[Saved entries]:
-- Start --
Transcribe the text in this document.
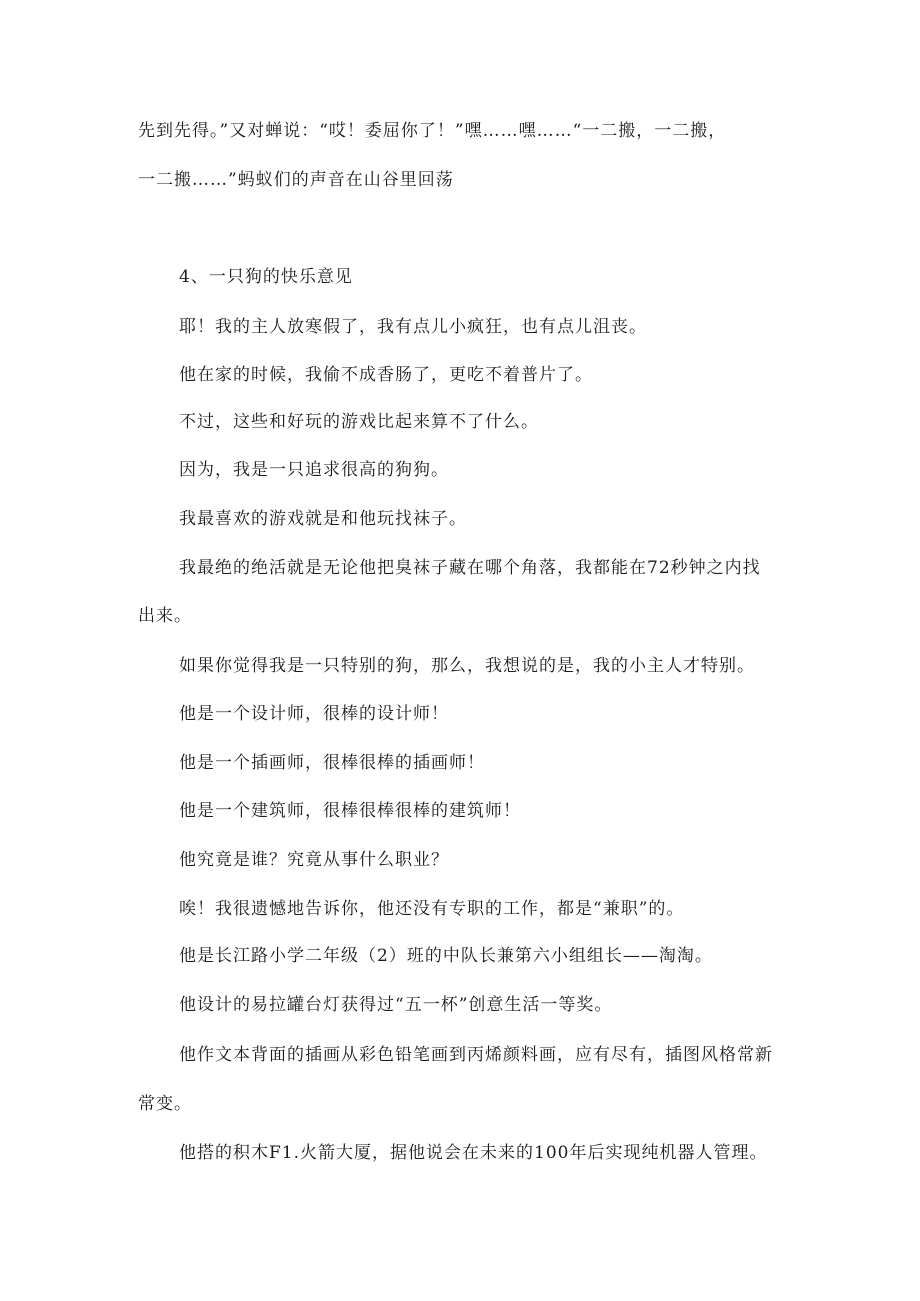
先到先得。”又对蝉说：“哎！委屈你了！”嘿……嘿……“一二搬，一二搬，
一二搬……”蚂蚁们的声音在山谷里回荡
4、一只狗的快乐意见
耶！我的主人放寒假了，我有点儿小疯狂，也有点儿沮丧。
他在家的时候，我偷不成香肠了，更吃不着普片了。
不过，这些和好玩的游戏比起来算不了什么。
因为，我是一只追求很高的狗狗。
我最喜欢的游戏就是和他玩找袜子。
我最绝的绝活就是无论他把臭袜子藏在哪个角落，我都能在72秒钟之内找
出来。
如果你觉得我是一只特别的狗，那么，我想说的是，我的小主人才特别。
他是一个设计师，很棒的设计师！
他是一个插画师，很棒很棒的插画师！
他是一个建筑师，很棒很棒很棒的建筑师！
他究竟是谁？究竟从事什么职业？
唉！我很遗憾地告诉你，他还没有专职的工作，都是“兼职”的。
他是长江路小学二年级（2）班的中队长兼第六小组组长——淘淘。
他设计的易拉罐台灯获得过“五一杯”创意生活一等奖。
他作文本背面的插画从彩色铅笔画到丙烯颜料画，应有尽有，插图风格常新
常变。
他搭的积木F1.火箭大厦，据他说会在未来的100年后实现纯机器人管理。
-- End --
[GOAL]: Exclude the pictures and repeat every other part of the records word for word.

[ANSWER TO THE TASK]:
Transcribe the text in this document.
先到先得。”又对蝉说：“哎！委屈你了！”嘿……嘿……“一二搬，一二搬，
一二搬……”蚂蚁们的声音在山谷里回荡
4、一只狗的快乐意见
耶！我的主人放寒假了，我有点儿小疯狂，也有点儿沮丧。
他在家的时候，我偷不成香肠了，更吃不着普片了。
不过，这些和好玩的游戏比起来算不了什么。
因为，我是一只追求很高的狗狗。
我最喜欢的游戏就是和他玩找袜子。
我最绝的绝活就是无论他把臭袜子藏在哪个角落，我都能在72秒钟之内找
出来。
如果你觉得我是一只特别的狗，那么，我想说的是，我的小主人才特别。
他是一个设计师，很棒的设计师！
他是一个插画师，很棒很棒的插画师！
他是一个建筑师，很棒很棒很棒的建筑师！
他究竟是谁？究竟从事什么职业？
唉！我很遗憾地告诉你，他还没有专职的工作，都是“兼职”的。
他是长江路小学二年级（2）班的中队长兼第六小组组长——淘淘。
他设计的易拉罐台灯获得过“五一杯”创意生活一等奖。
他作文本背面的插画从彩色铅笔画到丙烯颜料画，应有尽有，插图风格常新
常变。
他搭的积木F1.火箭大厦，据他说会在未来的100年后实现纯机器人管理。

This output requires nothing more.